** STATED TASK **
Determine how many lines contain the string "image", then reply with that figure only.
------------------------------------
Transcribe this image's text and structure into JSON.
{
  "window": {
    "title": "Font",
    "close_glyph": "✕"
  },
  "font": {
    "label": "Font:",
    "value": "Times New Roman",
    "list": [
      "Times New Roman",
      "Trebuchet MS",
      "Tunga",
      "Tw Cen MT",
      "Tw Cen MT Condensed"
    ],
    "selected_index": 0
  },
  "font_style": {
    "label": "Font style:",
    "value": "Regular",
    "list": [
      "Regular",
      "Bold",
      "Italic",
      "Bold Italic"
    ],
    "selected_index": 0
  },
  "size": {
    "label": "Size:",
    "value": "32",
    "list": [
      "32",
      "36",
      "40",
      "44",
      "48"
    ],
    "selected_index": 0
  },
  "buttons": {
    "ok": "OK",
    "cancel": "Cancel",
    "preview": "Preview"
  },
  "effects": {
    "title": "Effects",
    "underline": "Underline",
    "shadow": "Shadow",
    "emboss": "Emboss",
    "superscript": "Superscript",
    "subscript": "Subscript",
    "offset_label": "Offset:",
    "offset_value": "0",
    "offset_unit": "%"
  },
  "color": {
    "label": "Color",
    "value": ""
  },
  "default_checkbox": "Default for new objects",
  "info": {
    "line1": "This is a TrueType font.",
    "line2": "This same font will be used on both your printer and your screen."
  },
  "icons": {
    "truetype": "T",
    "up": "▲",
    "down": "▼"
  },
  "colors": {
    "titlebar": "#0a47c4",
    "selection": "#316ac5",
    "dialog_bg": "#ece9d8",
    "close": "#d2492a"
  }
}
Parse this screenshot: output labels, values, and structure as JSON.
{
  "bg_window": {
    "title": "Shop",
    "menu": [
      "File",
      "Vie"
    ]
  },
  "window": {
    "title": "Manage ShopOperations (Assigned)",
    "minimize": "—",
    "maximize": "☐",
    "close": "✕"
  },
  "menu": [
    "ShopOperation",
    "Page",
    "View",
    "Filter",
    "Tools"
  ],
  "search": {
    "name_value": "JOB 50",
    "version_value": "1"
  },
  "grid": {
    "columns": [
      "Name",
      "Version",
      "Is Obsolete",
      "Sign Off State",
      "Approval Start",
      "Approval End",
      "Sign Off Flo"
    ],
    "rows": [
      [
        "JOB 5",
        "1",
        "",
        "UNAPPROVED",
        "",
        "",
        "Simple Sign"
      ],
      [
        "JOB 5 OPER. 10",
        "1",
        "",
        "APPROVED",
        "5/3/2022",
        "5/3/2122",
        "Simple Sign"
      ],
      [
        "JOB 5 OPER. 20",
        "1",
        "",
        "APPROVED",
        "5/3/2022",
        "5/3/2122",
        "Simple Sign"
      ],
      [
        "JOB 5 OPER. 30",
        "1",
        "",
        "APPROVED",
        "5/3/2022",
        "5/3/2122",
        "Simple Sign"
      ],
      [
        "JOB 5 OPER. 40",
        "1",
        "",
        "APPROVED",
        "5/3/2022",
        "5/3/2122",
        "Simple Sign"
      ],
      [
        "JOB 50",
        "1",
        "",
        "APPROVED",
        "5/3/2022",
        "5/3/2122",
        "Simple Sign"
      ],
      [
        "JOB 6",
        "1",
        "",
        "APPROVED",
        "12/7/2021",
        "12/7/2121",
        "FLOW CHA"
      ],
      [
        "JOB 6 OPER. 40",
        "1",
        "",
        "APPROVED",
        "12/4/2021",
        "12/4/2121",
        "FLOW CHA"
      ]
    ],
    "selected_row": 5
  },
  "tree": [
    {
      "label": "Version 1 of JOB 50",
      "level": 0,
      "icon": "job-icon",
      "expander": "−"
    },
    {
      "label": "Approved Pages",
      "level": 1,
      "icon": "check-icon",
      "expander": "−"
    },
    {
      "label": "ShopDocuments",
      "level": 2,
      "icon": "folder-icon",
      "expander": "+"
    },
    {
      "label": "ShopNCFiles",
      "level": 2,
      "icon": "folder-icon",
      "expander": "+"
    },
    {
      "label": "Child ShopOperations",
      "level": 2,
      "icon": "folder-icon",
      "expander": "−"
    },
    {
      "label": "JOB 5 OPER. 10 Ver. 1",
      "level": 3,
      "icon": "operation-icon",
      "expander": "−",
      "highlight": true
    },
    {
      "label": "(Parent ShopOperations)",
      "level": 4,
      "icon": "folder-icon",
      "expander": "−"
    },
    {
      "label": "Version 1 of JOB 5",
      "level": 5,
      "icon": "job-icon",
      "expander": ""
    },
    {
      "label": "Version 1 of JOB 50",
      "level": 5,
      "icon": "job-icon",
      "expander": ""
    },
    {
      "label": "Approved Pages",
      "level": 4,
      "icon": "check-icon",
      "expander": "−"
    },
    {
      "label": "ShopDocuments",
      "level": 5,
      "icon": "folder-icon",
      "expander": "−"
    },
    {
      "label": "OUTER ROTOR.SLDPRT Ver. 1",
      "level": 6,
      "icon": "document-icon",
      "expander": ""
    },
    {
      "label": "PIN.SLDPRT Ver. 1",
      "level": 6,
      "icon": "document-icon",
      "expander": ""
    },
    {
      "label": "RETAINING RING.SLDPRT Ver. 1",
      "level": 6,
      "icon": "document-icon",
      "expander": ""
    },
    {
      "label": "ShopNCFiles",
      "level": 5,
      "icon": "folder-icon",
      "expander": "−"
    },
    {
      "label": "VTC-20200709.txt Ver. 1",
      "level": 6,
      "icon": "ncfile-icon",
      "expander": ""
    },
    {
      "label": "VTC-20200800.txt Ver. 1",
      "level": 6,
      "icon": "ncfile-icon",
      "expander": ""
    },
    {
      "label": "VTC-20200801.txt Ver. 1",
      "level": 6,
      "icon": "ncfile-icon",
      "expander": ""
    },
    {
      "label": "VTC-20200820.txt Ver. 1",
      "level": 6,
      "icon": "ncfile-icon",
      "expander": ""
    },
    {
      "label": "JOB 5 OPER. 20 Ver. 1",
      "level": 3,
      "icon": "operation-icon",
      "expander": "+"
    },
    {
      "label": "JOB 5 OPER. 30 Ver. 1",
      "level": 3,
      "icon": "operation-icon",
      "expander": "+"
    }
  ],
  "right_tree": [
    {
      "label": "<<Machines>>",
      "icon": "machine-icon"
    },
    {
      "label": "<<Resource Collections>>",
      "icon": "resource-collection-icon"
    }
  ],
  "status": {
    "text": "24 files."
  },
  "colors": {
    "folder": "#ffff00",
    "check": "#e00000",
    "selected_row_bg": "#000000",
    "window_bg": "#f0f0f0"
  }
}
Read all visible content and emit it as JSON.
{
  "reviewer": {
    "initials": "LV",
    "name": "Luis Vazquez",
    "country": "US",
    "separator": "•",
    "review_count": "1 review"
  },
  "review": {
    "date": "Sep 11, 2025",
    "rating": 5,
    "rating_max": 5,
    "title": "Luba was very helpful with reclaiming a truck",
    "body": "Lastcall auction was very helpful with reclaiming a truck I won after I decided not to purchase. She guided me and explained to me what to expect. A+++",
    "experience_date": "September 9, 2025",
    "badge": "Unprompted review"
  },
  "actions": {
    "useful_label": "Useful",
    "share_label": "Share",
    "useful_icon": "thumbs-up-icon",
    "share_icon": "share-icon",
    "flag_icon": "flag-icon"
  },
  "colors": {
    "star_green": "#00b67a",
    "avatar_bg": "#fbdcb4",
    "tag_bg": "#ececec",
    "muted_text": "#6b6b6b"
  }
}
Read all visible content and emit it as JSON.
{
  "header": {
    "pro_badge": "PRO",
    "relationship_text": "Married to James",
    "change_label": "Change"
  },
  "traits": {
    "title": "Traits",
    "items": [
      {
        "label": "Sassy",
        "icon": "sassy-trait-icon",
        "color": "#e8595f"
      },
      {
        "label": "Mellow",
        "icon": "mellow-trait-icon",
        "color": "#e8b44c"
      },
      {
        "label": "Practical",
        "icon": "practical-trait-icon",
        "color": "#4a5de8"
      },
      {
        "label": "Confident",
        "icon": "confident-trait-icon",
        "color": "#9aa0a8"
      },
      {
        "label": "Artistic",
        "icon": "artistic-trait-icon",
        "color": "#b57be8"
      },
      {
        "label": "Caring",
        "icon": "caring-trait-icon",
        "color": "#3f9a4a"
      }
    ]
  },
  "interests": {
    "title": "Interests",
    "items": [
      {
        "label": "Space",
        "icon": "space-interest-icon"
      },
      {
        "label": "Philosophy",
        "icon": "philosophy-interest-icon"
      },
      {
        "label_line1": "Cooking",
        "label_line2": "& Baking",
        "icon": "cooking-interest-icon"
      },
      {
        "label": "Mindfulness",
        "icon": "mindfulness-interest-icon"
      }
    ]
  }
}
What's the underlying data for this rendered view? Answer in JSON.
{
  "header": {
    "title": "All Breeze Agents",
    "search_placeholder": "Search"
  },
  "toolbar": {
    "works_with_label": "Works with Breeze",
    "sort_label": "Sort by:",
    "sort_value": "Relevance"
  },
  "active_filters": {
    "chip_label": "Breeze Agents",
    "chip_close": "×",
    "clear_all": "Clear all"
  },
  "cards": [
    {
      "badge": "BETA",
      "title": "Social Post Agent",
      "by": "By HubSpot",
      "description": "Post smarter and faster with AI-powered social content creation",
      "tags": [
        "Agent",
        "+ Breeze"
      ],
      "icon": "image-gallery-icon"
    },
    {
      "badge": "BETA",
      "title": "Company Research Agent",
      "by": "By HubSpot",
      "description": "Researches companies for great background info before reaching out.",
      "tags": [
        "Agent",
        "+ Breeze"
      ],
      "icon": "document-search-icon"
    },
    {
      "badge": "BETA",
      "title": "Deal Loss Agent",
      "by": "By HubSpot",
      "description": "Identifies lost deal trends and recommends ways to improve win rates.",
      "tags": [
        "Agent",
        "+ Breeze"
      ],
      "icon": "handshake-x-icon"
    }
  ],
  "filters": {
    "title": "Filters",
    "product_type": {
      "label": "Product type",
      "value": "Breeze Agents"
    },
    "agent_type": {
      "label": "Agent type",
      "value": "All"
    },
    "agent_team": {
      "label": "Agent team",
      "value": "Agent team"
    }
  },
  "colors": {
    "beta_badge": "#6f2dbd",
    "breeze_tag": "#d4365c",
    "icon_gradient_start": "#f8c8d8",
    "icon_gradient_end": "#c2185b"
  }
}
------------------------------------
** SOLUTION FOR THIS PROBLEM **
2